Skip all pictures, then print the remaining material exactly.

++++ Data supplied

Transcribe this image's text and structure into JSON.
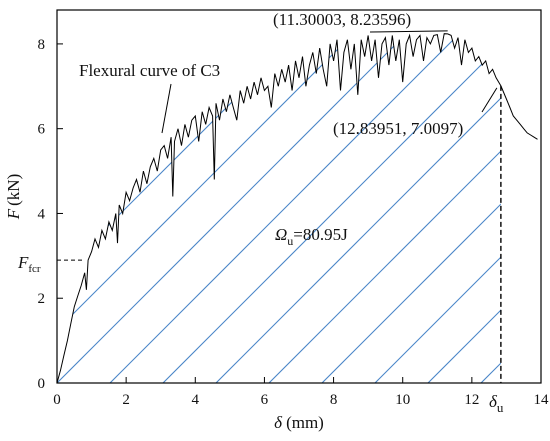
{
  "chart_data": {
    "type": "line",
    "x": [
      0,
      0.1,
      0.2,
      0.3,
      0.4,
      0.5,
      0.6,
      0.7,
      0.8,
      0.85,
      0.9,
      1.0,
      1.1,
      1.2,
      1.3,
      1.4,
      1.5,
      1.6,
      1.7,
      1.75,
      1.8,
      1.9,
      2.0,
      2.1,
      2.2,
      2.3,
      2.4,
      2.5,
      2.6,
      2.7,
      2.8,
      2.9,
      3.0,
      3.1,
      3.2,
      3.3,
      3.35,
      3.4,
      3.5,
      3.6,
      3.7,
      3.8,
      3.9,
      4.0,
      4.1,
      4.2,
      4.3,
      4.4,
      4.5,
      4.55,
      4.6,
      4.7,
      4.8,
      4.9,
      5.0,
      5.1,
      5.2,
      5.3,
      5.4,
      5.5,
      5.6,
      5.7,
      5.8,
      5.9,
      6.0,
      6.1,
      6.2,
      6.3,
      6.4,
      6.5,
      6.6,
      6.7,
      6.8,
      6.9,
      7.0,
      7.1,
      7.2,
      7.3,
      7.4,
      7.5,
      7.6,
      7.7,
      7.8,
      7.9,
      8.0,
      8.1,
      8.2,
      8.3,
      8.4,
      8.5,
      8.6,
      8.7,
      8.8,
      8.9,
      9.0,
      9.1,
      9.2,
      9.3,
      9.4,
      9.5,
      9.6,
      9.7,
      9.8,
      9.9,
      10.0,
      10.1,
      10.2,
      10.3,
      10.4,
      10.5,
      10.6,
      10.7,
      10.8,
      10.9,
      11.0,
      11.1,
      11.2,
      11.3,
      11.4,
      11.5,
      11.6,
      11.7,
      11.8,
      11.9,
      12.0,
      12.1,
      12.2,
      12.3,
      12.4,
      12.5,
      12.6,
      12.7,
      12.84,
      13.0,
      13.1,
      13.2,
      13.3,
      13.4,
      13.5,
      13.6,
      13.7,
      13.8,
      13.9
    ],
    "y": [
      0,
      0.3,
      0.65,
      1.0,
      1.4,
      1.8,
      2.05,
      2.3,
      2.6,
      2.2,
      2.9,
      3.1,
      3.4,
      3.2,
      3.6,
      3.4,
      3.8,
      3.6,
      4.0,
      3.3,
      4.2,
      4.0,
      4.5,
      4.3,
      4.6,
      4.8,
      4.5,
      5.0,
      4.7,
      5.1,
      5.3,
      5.0,
      5.5,
      5.6,
      5.3,
      5.8,
      4.4,
      5.7,
      6.0,
      5.6,
      6.1,
      5.8,
      6.2,
      6.3,
      5.7,
      6.4,
      6.1,
      6.5,
      6.3,
      4.8,
      6.6,
      6.2,
      6.7,
      6.4,
      6.8,
      6.5,
      6.2,
      6.9,
      6.6,
      7.0,
      6.7,
      7.1,
      6.8,
      7.2,
      6.9,
      7.0,
      6.5,
      7.3,
      7.0,
      7.4,
      7.1,
      7.5,
      6.9,
      7.6,
      7.2,
      7.7,
      7.0,
      7.5,
      7.8,
      7.3,
      7.9,
      7.4,
      7.0,
      8.0,
      7.6,
      8.1,
      6.9,
      7.8,
      8.1,
      7.4,
      8.0,
      6.8,
      8.1,
      7.7,
      8.2,
      7.6,
      8.1,
      7.2,
      8.0,
      8.15,
      7.5,
      8.2,
      7.6,
      8.1,
      7.1,
      8.0,
      8.2,
      7.7,
      8.1,
      8.2,
      7.6,
      8.15,
      8.0,
      8.2,
      8.22,
      7.8,
      8.24,
      8.236,
      8.2,
      7.9,
      8.15,
      7.5,
      8.1,
      7.8,
      7.9,
      7.6,
      7.7,
      7.5,
      7.6,
      7.3,
      7.4,
      7.2,
      7.0097,
      6.7,
      6.5,
      6.3,
      6.2,
      6.1,
      6.0,
      5.9,
      5.85,
      5.8,
      5.75
    ],
    "xlabel_symbol": "δ",
    "xlabel_unit": "(mm)",
    "ylabel_symbol": "F",
    "ylabel_unit": "(kN)",
    "xlim": [
      0,
      14
    ],
    "ylim": [
      0,
      8.8
    ],
    "xticks": [
      0,
      2,
      4,
      6,
      8,
      10,
      12,
      14
    ],
    "yticks": [
      0,
      2,
      4,
      6,
      8
    ],
    "grid": false,
    "line_color": "#000000",
    "hatch_color": "#4a86c8",
    "curve_label": "Flexural curve of C3",
    "peak_label": "(11.30003, 8.23596)",
    "peak_point": [
      11.30003,
      8.23596
    ],
    "ultimate_label": "(12.83951, 7.0097)",
    "ultimate_point": [
      12.83951,
      7.0097
    ],
    "area_label_symbol": "Ω",
    "area_label_sub": "u",
    "area_label_value": "=80.95J",
    "fcr_symbol": "F",
    "fcr_sub": "fcr",
    "fcr_value": 2.9,
    "delta_u_symbol": "δ",
    "delta_u_sub": "u"
  }
}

++++++++

- _Task solution_:
Transcribe this image's text and structure into JSON.
{
  "chart_data": {
    "type": "line",
    "x": [
      0,
      0.1,
      0.2,
      0.3,
      0.4,
      0.5,
      0.6,
      0.7,
      0.8,
      0.85,
      0.9,
      1.0,
      1.1,
      1.2,
      1.3,
      1.4,
      1.5,
      1.6,
      1.7,
      1.75,
      1.8,
      1.9,
      2.0,
      2.1,
      2.2,
      2.3,
      2.4,
      2.5,
      2.6,
      2.7,
      2.8,
      2.9,
      3.0,
      3.1,
      3.2,
      3.3,
      3.35,
      3.4,
      3.5,
      3.6,
      3.7,
      3.8,
      3.9,
      4.0,
      4.1,
      4.2,
      4.3,
      4.4,
      4.5,
      4.55,
      4.6,
      4.7,
      4.8,
      4.9,
      5.0,
      5.1,
      5.2,
      5.3,
      5.4,
      5.5,
      5.6,
      5.7,
      5.8,
      5.9,
      6.0,
      6.1,
      6.2,
      6.3,
      6.4,
      6.5,
      6.6,
      6.7,
      6.8,
      6.9,
      7.0,
      7.1,
      7.2,
      7.3,
      7.4,
      7.5,
      7.6,
      7.7,
      7.8,
      7.9,
      8.0,
      8.1,
      8.2,
      8.3,
      8.4,
      8.5,
      8.6,
      8.7,
      8.8,
      8.9,
      9.0,
      9.1,
      9.2,
      9.3,
      9.4,
      9.5,
      9.6,
      9.7,
      9.8,
      9.9,
      10.0,
      10.1,
      10.2,
      10.3,
      10.4,
      10.5,
      10.6,
      10.7,
      10.8,
      10.9,
      11.0,
      11.1,
      11.2,
      11.3,
      11.4,
      11.5,
      11.6,
      11.7,
      11.8,
      11.9,
      12.0,
      12.1,
      12.2,
      12.3,
      12.4,
      12.5,
      12.6,
      12.7,
      12.84,
      13.0,
      13.1,
      13.2,
      13.3,
      13.4,
      13.5,
      13.6,
      13.7,
      13.8,
      13.9
    ],
    "y": [
      0,
      0.3,
      0.65,
      1.0,
      1.4,
      1.8,
      2.05,
      2.3,
      2.6,
      2.2,
      2.9,
      3.1,
      3.4,
      3.2,
      3.6,
      3.4,
      3.8,
      3.6,
      4.0,
      3.3,
      4.2,
      4.0,
      4.5,
      4.3,
      4.6,
      4.8,
      4.5,
      5.0,
      4.7,
      5.1,
      5.3,
      5.0,
      5.5,
      5.6,
      5.3,
      5.8,
      4.4,
      5.7,
      6.0,
      5.6,
      6.1,
      5.8,
      6.2,
      6.3,
      5.7,
      6.4,
      6.1,
      6.5,
      6.3,
      4.8,
      6.6,
      6.2,
      6.7,
      6.4,
      6.8,
      6.5,
      6.2,
      6.9,
      6.6,
      7.0,
      6.7,
      7.1,
      6.8,
      7.2,
      6.9,
      7.0,
      6.5,
      7.3,
      7.0,
      7.4,
      7.1,
      7.5,
      6.9,
      7.6,
      7.2,
      7.7,
      7.0,
      7.5,
      7.8,
      7.3,
      7.9,
      7.4,
      7.0,
      8.0,
      7.6,
      8.1,
      6.9,
      7.8,
      8.1,
      7.4,
      8.0,
      6.8,
      8.1,
      7.7,
      8.2,
      7.6,
      8.1,
      7.2,
      8.0,
      8.15,
      7.5,
      8.2,
      7.6,
      8.1,
      7.1,
      8.0,
      8.2,
      7.7,
      8.1,
      8.2,
      7.6,
      8.15,
      8.0,
      8.2,
      8.22,
      7.8,
      8.24,
      8.236,
      8.2,
      7.9,
      8.15,
      7.5,
      8.1,
      7.8,
      7.9,
      7.6,
      7.7,
      7.5,
      7.6,
      7.3,
      7.4,
      7.2,
      7.0097,
      6.7,
      6.5,
      6.3,
      6.2,
      6.1,
      6.0,
      5.9,
      5.85,
      5.8,
      5.75
    ],
    "xlabel_symbol": "δ",
    "xlabel_unit": "(mm)",
    "ylabel_symbol": "F",
    "ylabel_unit": "(kN)",
    "xlim": [
      0,
      14
    ],
    "ylim": [
      0,
      8.8
    ],
    "xticks": [
      0,
      2,
      4,
      6,
      8,
      10,
      12,
      14
    ],
    "yticks": [
      0,
      2,
      4,
      6,
      8
    ],
    "grid": false,
    "line_color": "#000000",
    "hatch_color": "#4a86c8",
    "curve_label": "Flexural curve of C3",
    "peak_label": "(11.30003, 8.23596)",
    "peak_point": [
      11.30003,
      8.23596
    ],
    "ultimate_label": "(12.83951, 7.0097)",
    "ultimate_point": [
      12.83951,
      7.0097
    ],
    "area_label_symbol": "Ω",
    "area_label_sub": "u",
    "area_label_value": "=80.95J",
    "fcr_symbol": "F",
    "fcr_sub": "fcr",
    "fcr_value": 2.9,
    "delta_u_symbol": "δ",
    "delta_u_sub": "u"
  }
}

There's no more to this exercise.